Aim: Return the records, each one exactly as written.

---+---

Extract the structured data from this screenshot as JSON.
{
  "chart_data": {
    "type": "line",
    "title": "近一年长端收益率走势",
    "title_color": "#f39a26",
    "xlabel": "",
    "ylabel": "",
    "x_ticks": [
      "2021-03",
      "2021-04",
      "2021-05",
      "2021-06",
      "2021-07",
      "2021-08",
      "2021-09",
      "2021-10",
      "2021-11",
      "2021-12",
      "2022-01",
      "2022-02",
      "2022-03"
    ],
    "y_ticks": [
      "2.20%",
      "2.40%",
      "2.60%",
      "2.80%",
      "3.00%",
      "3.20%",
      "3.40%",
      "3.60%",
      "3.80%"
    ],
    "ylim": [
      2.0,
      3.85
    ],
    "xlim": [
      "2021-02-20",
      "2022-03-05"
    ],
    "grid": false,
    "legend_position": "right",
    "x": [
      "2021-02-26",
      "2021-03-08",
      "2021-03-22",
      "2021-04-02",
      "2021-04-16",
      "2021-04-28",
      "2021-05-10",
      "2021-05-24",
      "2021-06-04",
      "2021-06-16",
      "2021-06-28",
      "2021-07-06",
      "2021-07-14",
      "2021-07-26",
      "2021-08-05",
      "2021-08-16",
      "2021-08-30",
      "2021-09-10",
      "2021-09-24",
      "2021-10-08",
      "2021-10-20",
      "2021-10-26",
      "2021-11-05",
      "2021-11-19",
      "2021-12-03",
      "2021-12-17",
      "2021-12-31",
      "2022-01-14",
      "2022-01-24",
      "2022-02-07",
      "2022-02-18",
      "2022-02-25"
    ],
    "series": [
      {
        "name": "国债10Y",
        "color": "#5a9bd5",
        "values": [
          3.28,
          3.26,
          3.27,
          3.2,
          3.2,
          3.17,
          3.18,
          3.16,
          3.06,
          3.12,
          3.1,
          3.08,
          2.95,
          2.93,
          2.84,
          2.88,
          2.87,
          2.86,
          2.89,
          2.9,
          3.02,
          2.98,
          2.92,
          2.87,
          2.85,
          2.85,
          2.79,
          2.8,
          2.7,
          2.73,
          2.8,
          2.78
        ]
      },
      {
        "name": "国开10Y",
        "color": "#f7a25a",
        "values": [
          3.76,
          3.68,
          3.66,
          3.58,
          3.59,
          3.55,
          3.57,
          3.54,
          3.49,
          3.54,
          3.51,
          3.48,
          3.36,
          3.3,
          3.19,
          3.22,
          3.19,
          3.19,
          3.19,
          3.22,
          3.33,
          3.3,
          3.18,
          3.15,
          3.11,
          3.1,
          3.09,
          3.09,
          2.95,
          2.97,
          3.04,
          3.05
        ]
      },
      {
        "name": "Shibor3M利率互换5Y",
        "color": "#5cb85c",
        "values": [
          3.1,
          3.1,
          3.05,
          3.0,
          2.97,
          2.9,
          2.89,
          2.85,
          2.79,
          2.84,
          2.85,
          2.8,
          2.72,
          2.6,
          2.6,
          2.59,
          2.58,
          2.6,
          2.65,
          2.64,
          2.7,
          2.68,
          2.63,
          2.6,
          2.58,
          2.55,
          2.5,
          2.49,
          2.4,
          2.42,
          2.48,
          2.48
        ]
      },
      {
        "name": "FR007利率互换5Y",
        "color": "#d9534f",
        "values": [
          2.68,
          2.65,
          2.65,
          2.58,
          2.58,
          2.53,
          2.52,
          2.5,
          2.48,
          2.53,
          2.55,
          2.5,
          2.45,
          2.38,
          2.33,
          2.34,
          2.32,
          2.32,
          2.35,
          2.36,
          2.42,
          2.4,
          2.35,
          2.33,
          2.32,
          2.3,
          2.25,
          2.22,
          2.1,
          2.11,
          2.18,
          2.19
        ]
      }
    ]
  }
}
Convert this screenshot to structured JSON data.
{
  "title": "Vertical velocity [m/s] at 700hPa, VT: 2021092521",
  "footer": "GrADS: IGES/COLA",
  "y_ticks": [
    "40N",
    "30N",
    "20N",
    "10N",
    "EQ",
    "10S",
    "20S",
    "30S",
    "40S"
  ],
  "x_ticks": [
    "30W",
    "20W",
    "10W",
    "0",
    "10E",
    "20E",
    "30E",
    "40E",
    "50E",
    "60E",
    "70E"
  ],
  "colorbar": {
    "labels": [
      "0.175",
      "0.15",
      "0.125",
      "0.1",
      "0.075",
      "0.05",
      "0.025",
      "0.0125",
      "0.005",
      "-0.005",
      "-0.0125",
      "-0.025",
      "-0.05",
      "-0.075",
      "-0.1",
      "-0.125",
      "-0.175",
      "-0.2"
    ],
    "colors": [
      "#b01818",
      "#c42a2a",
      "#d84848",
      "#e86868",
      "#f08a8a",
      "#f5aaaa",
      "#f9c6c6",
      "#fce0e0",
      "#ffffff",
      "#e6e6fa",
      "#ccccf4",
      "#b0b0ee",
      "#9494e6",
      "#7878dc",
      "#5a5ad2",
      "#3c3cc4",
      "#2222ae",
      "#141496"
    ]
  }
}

---+---

Result for this exercise:
Extract the structured data from this screenshot as JSON.
{
  "chart_data": {
    "type": "line",
    "title": "近一年长端收益率走势",
    "title_color": "#f39a26",
    "xlabel": "",
    "ylabel": "",
    "x_ticks": [
      "2021-03",
      "2021-04",
      "2021-05",
      "2021-06",
      "2021-07",
      "2021-08",
      "2021-09",
      "2021-10",
      "2021-11",
      "2021-12",
      "2022-01",
      "2022-02",
      "2022-03"
    ],
    "y_ticks": [
      "2.20%",
      "2.40%",
      "2.60%",
      "2.80%",
      "3.00%",
      "3.20%",
      "3.40%",
      "3.60%",
      "3.80%"
    ],
    "ylim": [
      2.0,
      3.85
    ],
    "xlim": [
      "2021-02-20",
      "2022-03-05"
    ],
    "grid": false,
    "legend_position": "right",
    "x": [
      "2021-02-26",
      "2021-03-08",
      "2021-03-22",
      "2021-04-02",
      "2021-04-16",
      "2021-04-28",
      "2021-05-10",
      "2021-05-24",
      "2021-06-04",
      "2021-06-16",
      "2021-06-28",
      "2021-07-06",
      "2021-07-14",
      "2021-07-26",
      "2021-08-05",
      "2021-08-16",
      "2021-08-30",
      "2021-09-10",
      "2021-09-24",
      "2021-10-08",
      "2021-10-20",
      "2021-10-26",
      "2021-11-05",
      "2021-11-19",
      "2021-12-03",
      "2021-12-17",
      "2021-12-31",
      "2022-01-14",
      "2022-01-24",
      "2022-02-07",
      "2022-02-18",
      "2022-02-25"
    ],
    "series": [
      {
        "name": "国债10Y",
        "color": "#5a9bd5",
        "values": [
          3.28,
          3.26,
          3.27,
          3.2,
          3.2,
          3.17,
          3.18,
          3.16,
          3.06,
          3.12,
          3.1,
          3.08,
          2.95,
          2.93,
          2.84,
          2.88,
          2.87,
          2.86,
          2.89,
          2.9,
          3.02,
          2.98,
          2.92,
          2.87,
          2.85,
          2.85,
          2.79,
          2.8,
          2.7,
          2.73,
          2.8,
          2.78
        ]
      },
      {
        "name": "国开10Y",
        "color": "#f7a25a",
        "values": [
          3.76,
          3.68,
          3.66,
          3.58,
          3.59,
          3.55,
          3.57,
          3.54,
          3.49,
          3.54,
          3.51,
          3.48,
          3.36,
          3.3,
          3.19,
          3.22,
          3.19,
          3.19,
          3.19,
          3.22,
          3.33,
          3.3,
          3.18,
          3.15,
          3.11,
          3.1,
          3.09,
          3.09,
          2.95,
          2.97,
          3.04,
          3.05
        ]
      },
      {
        "name": "Shibor3M利率互换5Y",
        "color": "#5cb85c",
        "values": [
          3.1,
          3.1,
          3.05,
          3.0,
          2.97,
          2.9,
          2.89,
          2.85,
          2.79,
          2.84,
          2.85,
          2.8,
          2.72,
          2.6,
          2.6,
          2.59,
          2.58,
          2.6,
          2.65,
          2.64,
          2.7,
          2.68,
          2.63,
          2.6,
          2.58,
          2.55,
          2.5,
          2.49,
          2.4,
          2.42,
          2.48,
          2.48
        ]
      },
      {
        "name": "FR007利率互换5Y",
        "color": "#d9534f",
        "values": [
          2.68,
          2.65,
          2.65,
          2.58,
          2.58,
          2.53,
          2.52,
          2.5,
          2.48,
          2.53,
          2.55,
          2.5,
          2.45,
          2.38,
          2.33,
          2.34,
          2.32,
          2.32,
          2.35,
          2.36,
          2.42,
          2.4,
          2.35,
          2.33,
          2.32,
          2.3,
          2.25,
          2.22,
          2.1,
          2.11,
          2.18,
          2.19
        ]
      }
    ]
  }
}
Convert this screenshot to structured JSON data.
{
  "title": "Vertical velocity [m/s] at 700hPa, VT: 2021092521",
  "footer": "GrADS: IGES/COLA",
  "y_ticks": [
    "40N",
    "30N",
    "20N",
    "10N",
    "EQ",
    "10S",
    "20S",
    "30S",
    "40S"
  ],
  "x_ticks": [
    "30W",
    "20W",
    "10W",
    "0",
    "10E",
    "20E",
    "30E",
    "40E",
    "50E",
    "60E",
    "70E"
  ],
  "colorbar": {
    "labels": [
      "0.175",
      "0.15",
      "0.125",
      "0.1",
      "0.075",
      "0.05",
      "0.025",
      "0.0125",
      "0.005",
      "-0.005",
      "-0.0125",
      "-0.025",
      "-0.05",
      "-0.075",
      "-0.1",
      "-0.125",
      "-0.175",
      "-0.2"
    ],
    "colors": [
      "#b01818",
      "#c42a2a",
      "#d84848",
      "#e86868",
      "#f08a8a",
      "#f5aaaa",
      "#f9c6c6",
      "#fce0e0",
      "#ffffff",
      "#e6e6fa",
      "#ccccf4",
      "#b0b0ee",
      "#9494e6",
      "#7878dc",
      "#5a5ad2",
      "#3c3cc4",
      "#2222ae",
      "#141496"
    ]
  }
}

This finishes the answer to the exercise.